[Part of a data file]
Begin
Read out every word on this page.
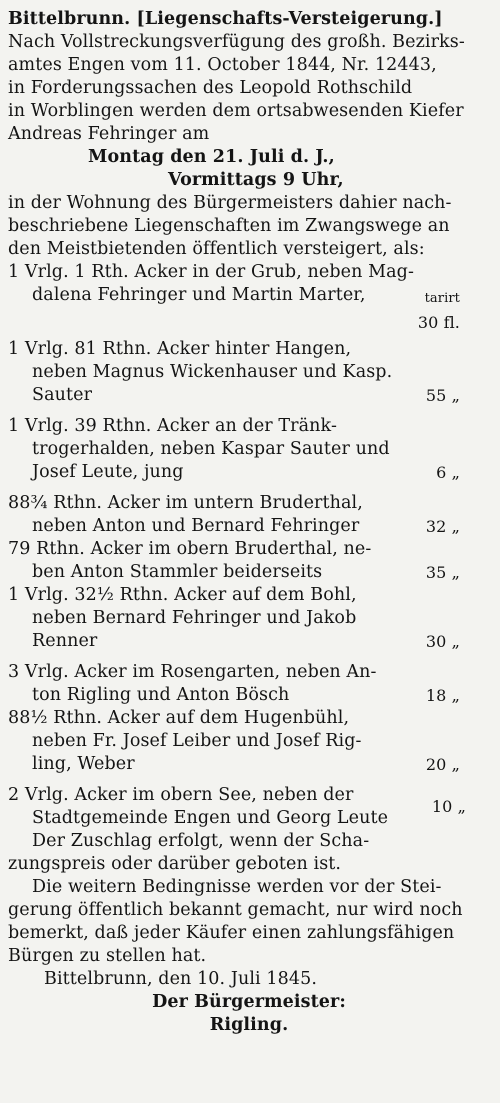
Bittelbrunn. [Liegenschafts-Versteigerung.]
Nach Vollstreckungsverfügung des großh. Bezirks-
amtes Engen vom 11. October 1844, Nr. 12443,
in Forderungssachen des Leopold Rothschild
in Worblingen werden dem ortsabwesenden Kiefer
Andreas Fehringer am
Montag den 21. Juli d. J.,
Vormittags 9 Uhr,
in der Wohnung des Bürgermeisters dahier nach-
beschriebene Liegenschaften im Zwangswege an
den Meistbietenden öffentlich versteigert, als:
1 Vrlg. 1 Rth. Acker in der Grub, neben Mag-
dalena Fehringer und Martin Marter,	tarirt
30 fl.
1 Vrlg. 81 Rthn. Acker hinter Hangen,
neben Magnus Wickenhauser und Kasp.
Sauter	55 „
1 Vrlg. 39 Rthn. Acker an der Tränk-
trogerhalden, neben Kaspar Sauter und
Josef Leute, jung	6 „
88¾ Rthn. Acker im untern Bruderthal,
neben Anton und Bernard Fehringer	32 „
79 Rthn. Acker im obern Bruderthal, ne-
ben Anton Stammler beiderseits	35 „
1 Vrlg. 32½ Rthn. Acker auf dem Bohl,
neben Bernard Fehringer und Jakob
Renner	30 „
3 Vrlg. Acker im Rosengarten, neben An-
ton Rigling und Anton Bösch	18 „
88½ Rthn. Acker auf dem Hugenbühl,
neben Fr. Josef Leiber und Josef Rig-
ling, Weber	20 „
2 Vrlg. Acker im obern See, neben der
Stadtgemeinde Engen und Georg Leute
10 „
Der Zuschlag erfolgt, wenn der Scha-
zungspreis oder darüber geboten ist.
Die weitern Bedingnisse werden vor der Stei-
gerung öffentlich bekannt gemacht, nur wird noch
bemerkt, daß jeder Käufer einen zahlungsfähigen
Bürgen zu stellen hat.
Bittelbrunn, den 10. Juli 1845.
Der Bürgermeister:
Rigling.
End
Exercise brief: Search the listing for the string "obern". Copy each line where it turns up.

Reply:
79 Rthn. Acker im obern Bruderthal, ne-
2 Vrlg. Acker im obern See, neben der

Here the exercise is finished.